*Required task*: Your task is to copy every line of the records below that contains "profile".

☆ ☆ ☆ ☆ ☆ ☆ ☆

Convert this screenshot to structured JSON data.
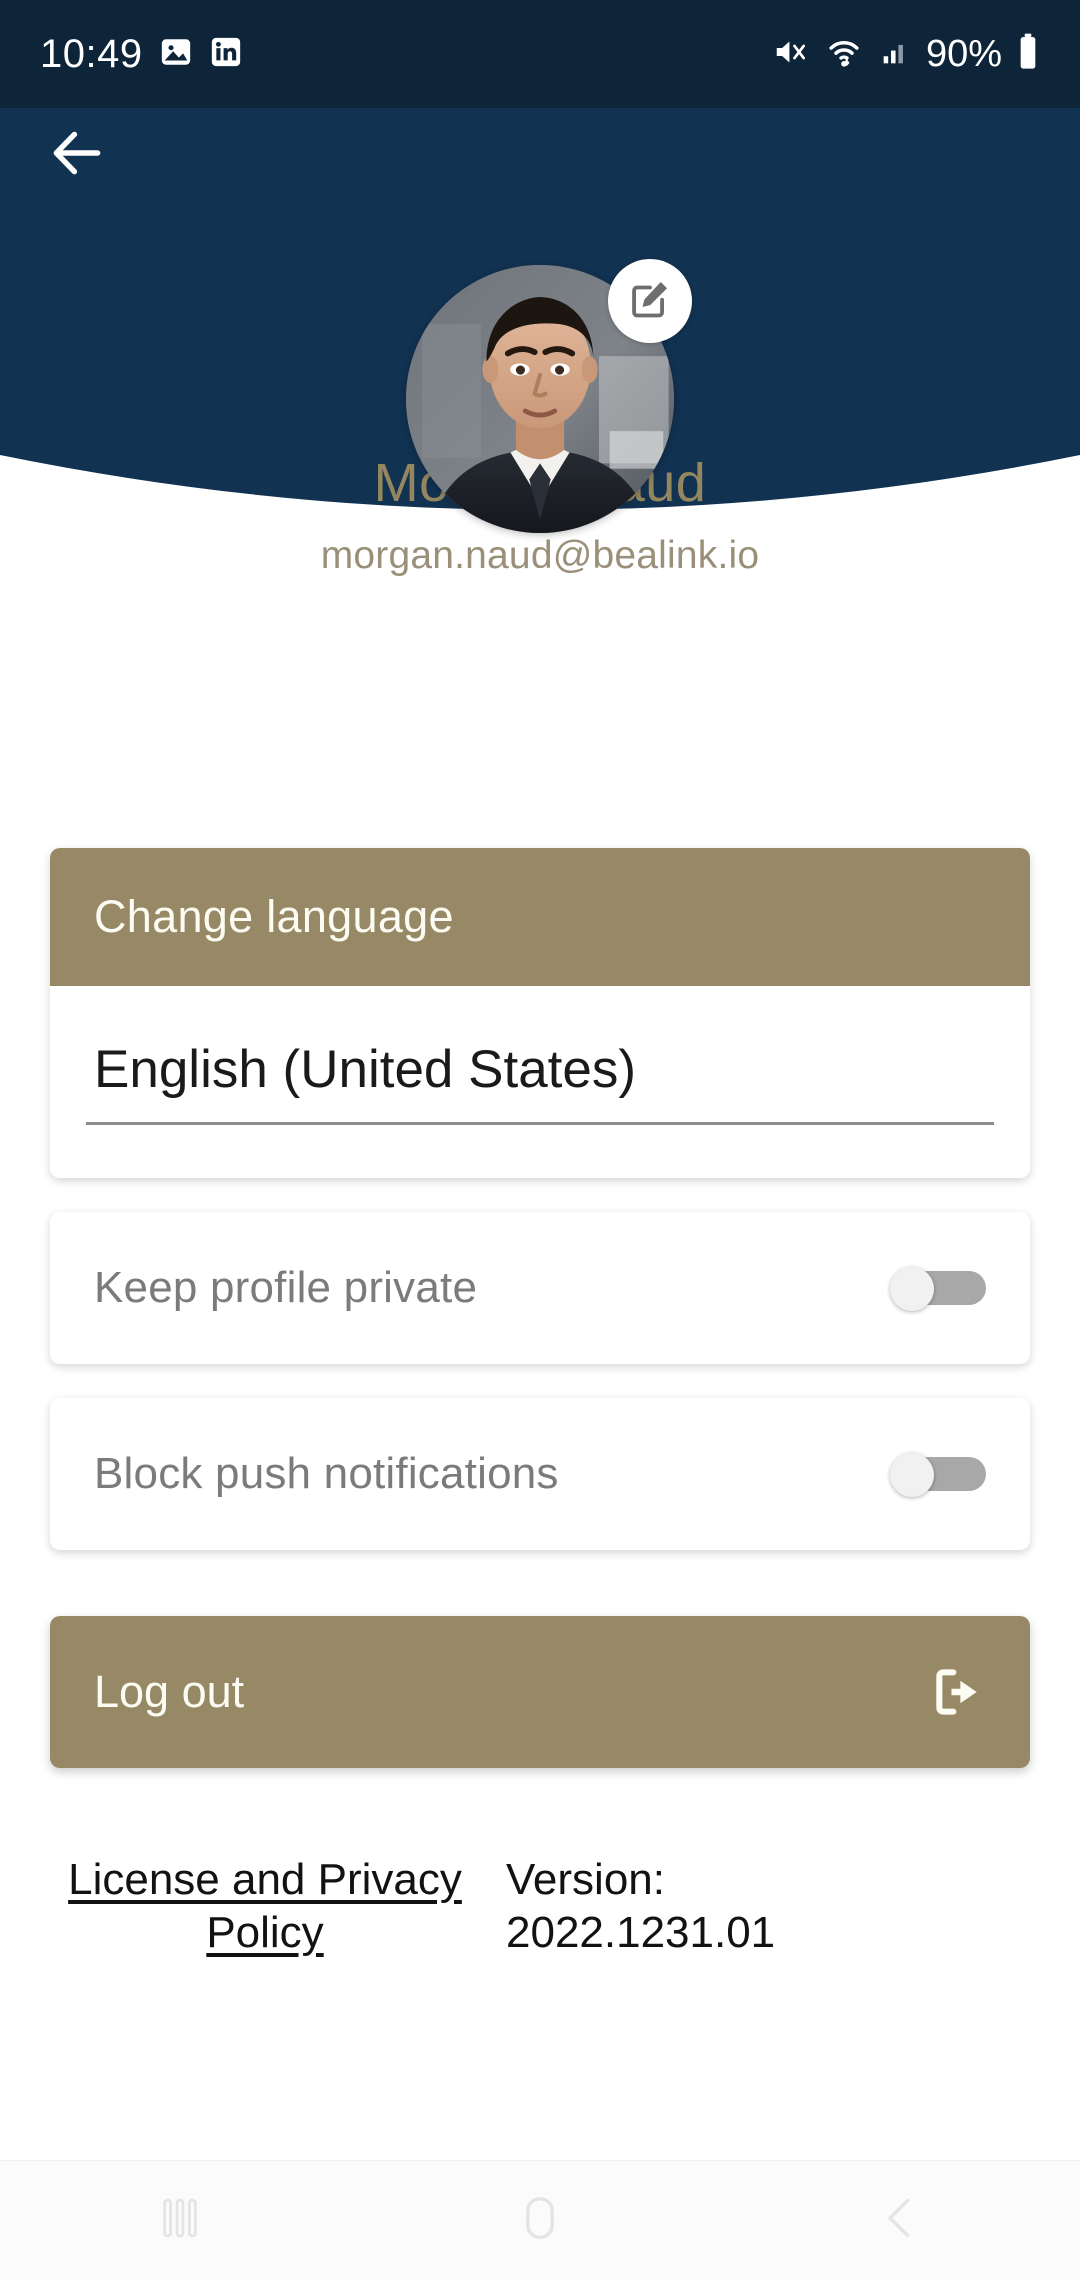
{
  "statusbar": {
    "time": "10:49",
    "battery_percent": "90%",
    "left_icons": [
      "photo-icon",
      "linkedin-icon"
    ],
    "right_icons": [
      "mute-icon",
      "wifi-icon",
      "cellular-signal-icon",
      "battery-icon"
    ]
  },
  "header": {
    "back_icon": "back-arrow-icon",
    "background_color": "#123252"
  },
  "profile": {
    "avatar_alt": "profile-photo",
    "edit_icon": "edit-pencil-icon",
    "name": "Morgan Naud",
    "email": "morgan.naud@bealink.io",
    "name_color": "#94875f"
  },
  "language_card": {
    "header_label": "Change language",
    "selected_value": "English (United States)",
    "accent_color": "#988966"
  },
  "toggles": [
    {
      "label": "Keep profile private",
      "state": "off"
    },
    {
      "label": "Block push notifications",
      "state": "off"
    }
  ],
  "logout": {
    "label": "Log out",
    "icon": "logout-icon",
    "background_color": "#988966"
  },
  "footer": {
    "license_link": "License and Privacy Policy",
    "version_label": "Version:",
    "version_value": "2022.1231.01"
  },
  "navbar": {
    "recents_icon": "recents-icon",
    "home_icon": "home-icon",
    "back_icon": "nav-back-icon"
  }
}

☆ ☆ ☆ ☆ ☆ ☆ ☆

*Result below*:
  "profile": {
    "avatar_alt": "profile-photo",
      "label": "Keep profile private",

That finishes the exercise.